> DATA LISTING:
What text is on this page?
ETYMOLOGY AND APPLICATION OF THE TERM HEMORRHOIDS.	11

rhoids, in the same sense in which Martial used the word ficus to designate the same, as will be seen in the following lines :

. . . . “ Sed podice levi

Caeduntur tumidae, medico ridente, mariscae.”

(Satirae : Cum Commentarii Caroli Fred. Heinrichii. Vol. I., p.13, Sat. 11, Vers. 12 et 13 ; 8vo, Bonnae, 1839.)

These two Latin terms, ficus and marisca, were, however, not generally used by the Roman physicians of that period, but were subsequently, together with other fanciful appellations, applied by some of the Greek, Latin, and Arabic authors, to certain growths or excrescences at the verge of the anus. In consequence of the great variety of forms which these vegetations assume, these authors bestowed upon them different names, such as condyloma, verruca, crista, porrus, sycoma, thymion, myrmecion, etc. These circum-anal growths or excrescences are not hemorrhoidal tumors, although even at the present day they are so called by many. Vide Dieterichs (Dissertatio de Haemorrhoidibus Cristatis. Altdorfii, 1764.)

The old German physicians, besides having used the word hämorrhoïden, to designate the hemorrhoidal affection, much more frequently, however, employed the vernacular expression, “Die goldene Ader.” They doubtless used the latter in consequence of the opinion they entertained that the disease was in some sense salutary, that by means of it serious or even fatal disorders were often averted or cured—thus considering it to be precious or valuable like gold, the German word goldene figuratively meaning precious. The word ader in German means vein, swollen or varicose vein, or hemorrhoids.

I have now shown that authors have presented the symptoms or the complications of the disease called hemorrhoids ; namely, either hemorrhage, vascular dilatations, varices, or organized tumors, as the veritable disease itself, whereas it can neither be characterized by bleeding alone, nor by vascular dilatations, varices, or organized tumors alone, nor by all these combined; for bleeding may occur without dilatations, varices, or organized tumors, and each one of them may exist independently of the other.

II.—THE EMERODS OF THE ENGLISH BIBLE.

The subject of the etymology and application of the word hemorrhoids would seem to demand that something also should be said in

---

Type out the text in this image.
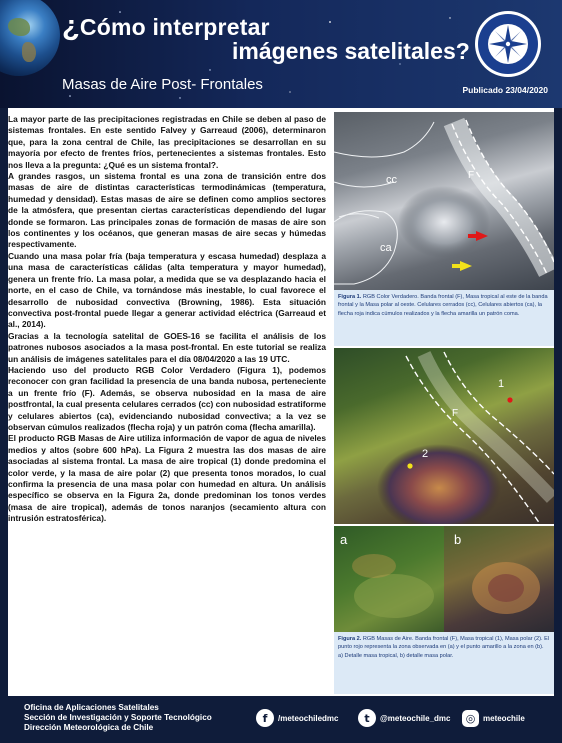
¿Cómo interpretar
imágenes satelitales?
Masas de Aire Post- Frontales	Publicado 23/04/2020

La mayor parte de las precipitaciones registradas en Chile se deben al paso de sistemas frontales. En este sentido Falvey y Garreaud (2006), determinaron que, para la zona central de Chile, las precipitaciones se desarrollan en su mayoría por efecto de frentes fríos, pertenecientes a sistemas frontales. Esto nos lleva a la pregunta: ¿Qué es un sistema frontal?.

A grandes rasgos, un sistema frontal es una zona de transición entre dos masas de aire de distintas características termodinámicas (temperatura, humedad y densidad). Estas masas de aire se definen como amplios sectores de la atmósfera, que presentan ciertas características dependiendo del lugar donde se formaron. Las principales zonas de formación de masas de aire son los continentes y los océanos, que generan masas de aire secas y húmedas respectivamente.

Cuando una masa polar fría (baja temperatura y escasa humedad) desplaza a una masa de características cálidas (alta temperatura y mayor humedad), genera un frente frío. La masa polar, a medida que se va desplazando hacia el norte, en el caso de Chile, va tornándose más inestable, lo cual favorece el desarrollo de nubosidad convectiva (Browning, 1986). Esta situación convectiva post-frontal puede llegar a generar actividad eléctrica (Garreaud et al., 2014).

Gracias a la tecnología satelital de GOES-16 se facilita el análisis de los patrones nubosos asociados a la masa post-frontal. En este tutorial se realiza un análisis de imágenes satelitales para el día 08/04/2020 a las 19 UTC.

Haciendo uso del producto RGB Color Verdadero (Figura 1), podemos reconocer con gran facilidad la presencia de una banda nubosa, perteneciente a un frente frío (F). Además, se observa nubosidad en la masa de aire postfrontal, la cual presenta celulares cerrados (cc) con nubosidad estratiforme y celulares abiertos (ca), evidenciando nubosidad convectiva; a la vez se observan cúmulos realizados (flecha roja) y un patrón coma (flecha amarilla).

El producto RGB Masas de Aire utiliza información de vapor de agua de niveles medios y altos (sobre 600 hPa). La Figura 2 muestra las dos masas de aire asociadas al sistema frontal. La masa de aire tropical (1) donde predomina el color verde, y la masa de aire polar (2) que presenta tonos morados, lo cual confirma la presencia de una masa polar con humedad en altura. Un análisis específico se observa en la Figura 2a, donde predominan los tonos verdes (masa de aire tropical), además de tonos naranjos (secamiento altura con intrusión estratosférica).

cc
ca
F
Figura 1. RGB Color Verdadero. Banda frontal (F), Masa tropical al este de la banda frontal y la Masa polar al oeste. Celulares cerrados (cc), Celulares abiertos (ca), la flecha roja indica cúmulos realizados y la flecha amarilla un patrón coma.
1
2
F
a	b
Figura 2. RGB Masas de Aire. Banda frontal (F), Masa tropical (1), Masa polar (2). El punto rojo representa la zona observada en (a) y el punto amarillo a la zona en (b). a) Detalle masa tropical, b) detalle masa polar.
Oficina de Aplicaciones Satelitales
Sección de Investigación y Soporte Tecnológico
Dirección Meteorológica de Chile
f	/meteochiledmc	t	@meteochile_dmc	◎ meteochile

> WORK TASK: Your answer must consist of every line in the listing that contains "text".

> REPLY:
What text is on this page?
Type out the text in this image.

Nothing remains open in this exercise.